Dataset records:
┌────────
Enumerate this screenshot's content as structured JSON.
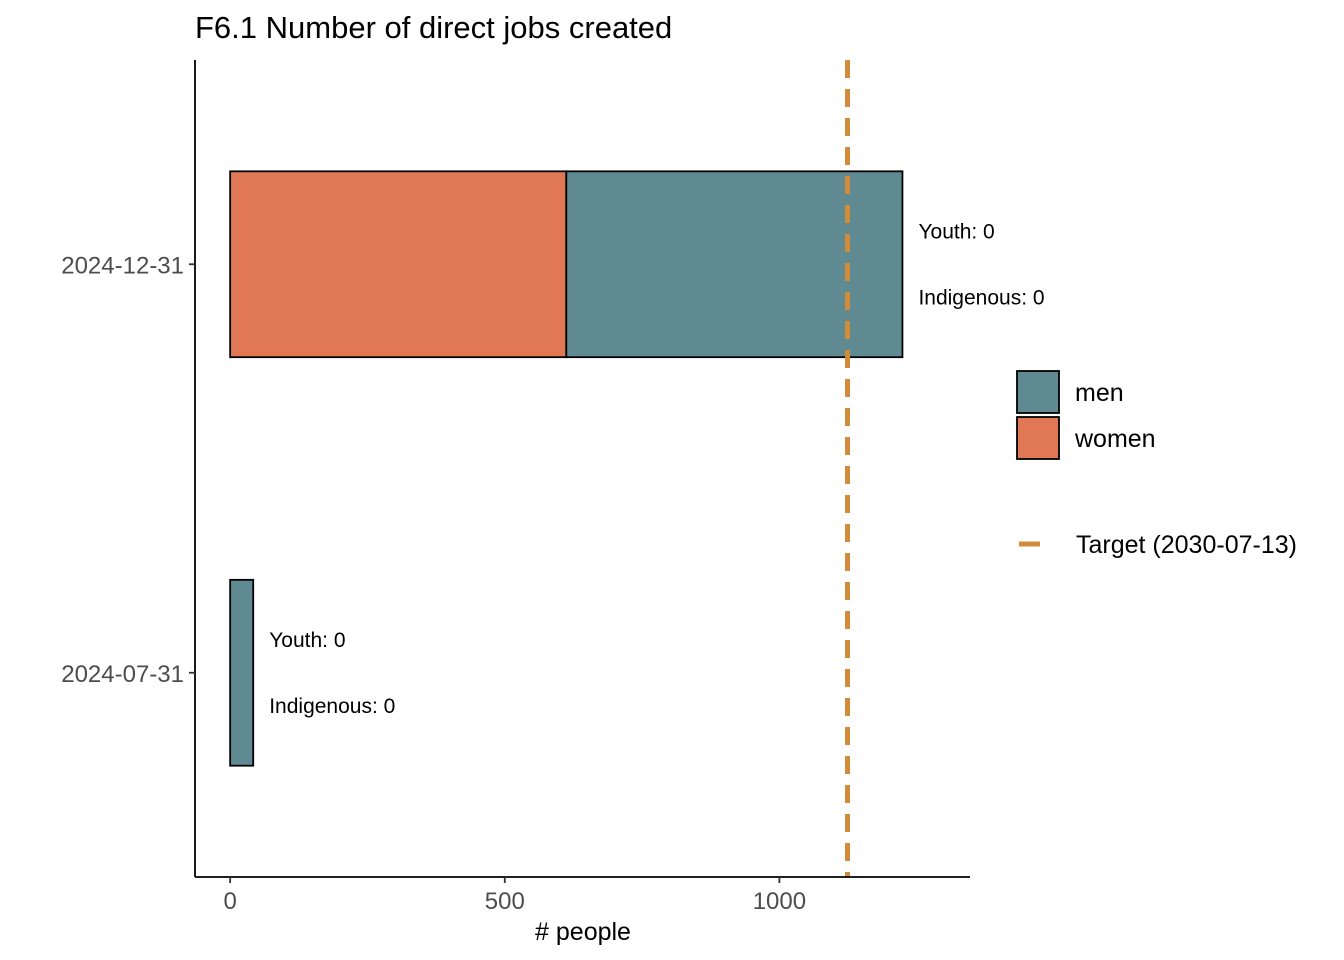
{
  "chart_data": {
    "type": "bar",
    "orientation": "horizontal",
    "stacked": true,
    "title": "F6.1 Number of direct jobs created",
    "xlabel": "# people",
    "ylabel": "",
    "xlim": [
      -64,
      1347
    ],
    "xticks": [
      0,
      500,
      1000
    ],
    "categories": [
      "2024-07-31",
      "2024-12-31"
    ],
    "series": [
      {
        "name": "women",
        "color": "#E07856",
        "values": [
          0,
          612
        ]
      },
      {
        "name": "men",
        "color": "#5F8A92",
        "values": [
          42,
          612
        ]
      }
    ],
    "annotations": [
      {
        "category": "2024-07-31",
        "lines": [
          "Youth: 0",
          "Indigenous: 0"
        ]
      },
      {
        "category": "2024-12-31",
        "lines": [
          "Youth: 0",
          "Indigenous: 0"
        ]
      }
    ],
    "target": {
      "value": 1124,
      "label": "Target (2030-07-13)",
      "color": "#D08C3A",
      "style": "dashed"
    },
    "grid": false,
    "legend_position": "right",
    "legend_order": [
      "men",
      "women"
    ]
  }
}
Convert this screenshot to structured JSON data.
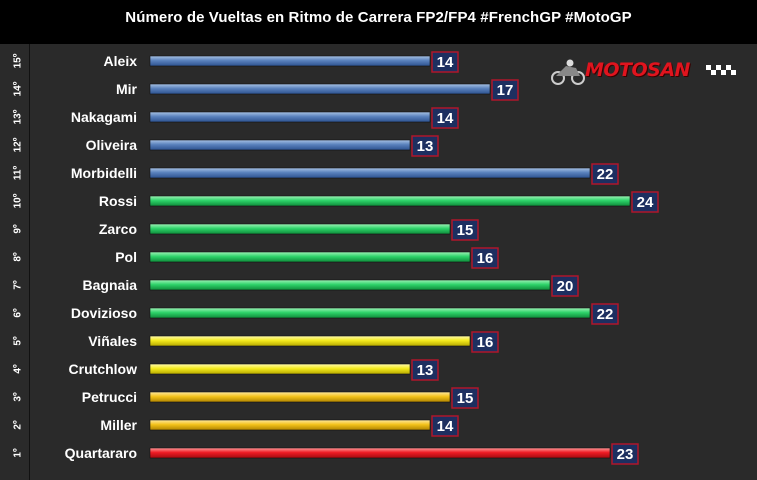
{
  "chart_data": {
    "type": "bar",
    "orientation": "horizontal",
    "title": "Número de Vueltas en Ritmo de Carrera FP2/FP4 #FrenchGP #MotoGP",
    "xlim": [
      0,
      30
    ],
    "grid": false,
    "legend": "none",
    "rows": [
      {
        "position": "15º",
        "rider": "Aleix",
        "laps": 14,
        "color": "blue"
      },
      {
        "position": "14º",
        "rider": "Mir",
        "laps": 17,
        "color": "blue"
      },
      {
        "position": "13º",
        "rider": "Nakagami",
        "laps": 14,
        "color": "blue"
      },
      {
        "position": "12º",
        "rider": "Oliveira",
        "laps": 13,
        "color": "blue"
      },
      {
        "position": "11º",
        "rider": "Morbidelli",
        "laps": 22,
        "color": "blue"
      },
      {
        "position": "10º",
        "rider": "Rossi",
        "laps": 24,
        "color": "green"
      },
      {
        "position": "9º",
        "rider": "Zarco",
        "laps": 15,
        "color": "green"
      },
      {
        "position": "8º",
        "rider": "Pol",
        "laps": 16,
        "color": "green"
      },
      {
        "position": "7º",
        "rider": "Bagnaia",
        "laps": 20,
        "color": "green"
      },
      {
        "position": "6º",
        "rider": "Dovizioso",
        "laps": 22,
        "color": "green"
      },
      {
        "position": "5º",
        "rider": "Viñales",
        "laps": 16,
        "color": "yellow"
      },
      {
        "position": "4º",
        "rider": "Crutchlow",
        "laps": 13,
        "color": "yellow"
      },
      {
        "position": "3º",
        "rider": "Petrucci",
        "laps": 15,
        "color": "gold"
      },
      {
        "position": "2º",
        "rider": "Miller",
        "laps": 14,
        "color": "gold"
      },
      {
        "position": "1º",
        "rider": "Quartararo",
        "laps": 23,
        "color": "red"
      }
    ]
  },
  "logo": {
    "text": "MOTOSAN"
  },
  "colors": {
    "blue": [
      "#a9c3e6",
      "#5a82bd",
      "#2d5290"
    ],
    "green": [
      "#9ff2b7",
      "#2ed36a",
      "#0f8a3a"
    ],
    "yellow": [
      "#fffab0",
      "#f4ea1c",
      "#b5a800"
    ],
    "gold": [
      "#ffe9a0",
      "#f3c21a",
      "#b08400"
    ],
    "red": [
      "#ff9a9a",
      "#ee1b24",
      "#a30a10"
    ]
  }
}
└────────
Exercise prompt: Retype the whole listing exactly and leave the pictures out.

Written answer:
Enumerate this screenshot's content as structured JSON.
{
  "chart_data": {
    "type": "bar",
    "orientation": "horizontal",
    "stacked": true,
    "title": "F6.1 Number of direct jobs created",
    "xlabel": "# people",
    "ylabel": "",
    "xlim": [
      -64,
      1347
    ],
    "xticks": [
      0,
      500,
      1000
    ],
    "categories": [
      "2024-07-31",
      "2024-12-31"
    ],
    "series": [
      {
        "name": "women",
        "color": "#E07856",
        "values": [
          0,
          612
        ]
      },
      {
        "name": "men",
        "color": "#5F8A92",
        "values": [
          42,
          612
        ]
      }
    ],
    "annotations": [
      {
        "category": "2024-07-31",
        "lines": [
          "Youth: 0",
          "Indigenous: 0"
        ]
      },
      {
        "category": "2024-12-31",
        "lines": [
          "Youth: 0",
          "Indigenous: 0"
        ]
      }
    ],
    "target": {
      "value": 1124,
      "label": "Target (2030-07-13)",
      "color": "#D08C3A",
      "style": "dashed"
    },
    "grid": false,
    "legend_position": "right",
    "legend_order": [
      "men",
      "women"
    ]
  }
}
Convert this screenshot to structured JSON data.
{
  "chart_data": {
    "type": "bar",
    "orientation": "horizontal",
    "title": "Número de Vueltas en Ritmo de Carrera FP2/FP4 #FrenchGP #MotoGP",
    "xlim": [
      0,
      30
    ],
    "grid": false,
    "legend": "none",
    "rows": [
      {
        "position": "15º",
        "rider": "Aleix",
        "laps": 14,
        "color": "blue"
      },
      {
        "position": "14º",
        "rider": "Mir",
        "laps": 17,
        "color": "blue"
      },
      {
        "position": "13º",
        "rider": "Nakagami",
        "laps": 14,
        "color": "blue"
      },
      {
        "position": "12º",
        "rider": "Oliveira",
        "laps": 13,
        "color": "blue"
      },
      {
        "position": "11º",
        "rider": "Morbidelli",
        "laps": 22,
        "color": "blue"
      },
      {
        "position": "10º",
        "rider": "Rossi",
        "laps": 24,
        "color": "green"
      },
      {
        "position": "9º",
        "rider": "Zarco",
        "laps": 15,
        "color": "green"
      },
      {
        "position": "8º",
        "rider": "Pol",
        "laps": 16,
        "color": "green"
      },
      {
        "position": "7º",
        "rider": "Bagnaia",
        "laps": 20,
        "color": "green"
      },
      {
        "position": "6º",
        "rider": "Dovizioso",
        "laps": 22,
        "color": "green"
      },
      {
        "position": "5º",
        "rider": "Viñales",
        "laps": 16,
        "color": "yellow"
      },
      {
        "position": "4º",
        "rider": "Crutchlow",
        "laps": 13,
        "color": "yellow"
      },
      {
        "position": "3º",
        "rider": "Petrucci",
        "laps": 15,
        "color": "gold"
      },
      {
        "position": "2º",
        "rider": "Miller",
        "laps": 14,
        "color": "gold"
      },
      {
        "position": "1º",
        "rider": "Quartararo",
        "laps": 23,
        "color": "red"
      }
    ]
  },
  "logo": {
    "text": "MOTOSAN"
  },
  "colors": {
    "blue": [
      "#a9c3e6",
      "#5a82bd",
      "#2d5290"
    ],
    "green": [
      "#9ff2b7",
      "#2ed36a",
      "#0f8a3a"
    ],
    "yellow": [
      "#fffab0",
      "#f4ea1c",
      "#b5a800"
    ],
    "gold": [
      "#ffe9a0",
      "#f3c21a",
      "#b08400"
    ],
    "red": [
      "#ff9a9a",
      "#ee1b24",
      "#a30a10"
    ]
  }
}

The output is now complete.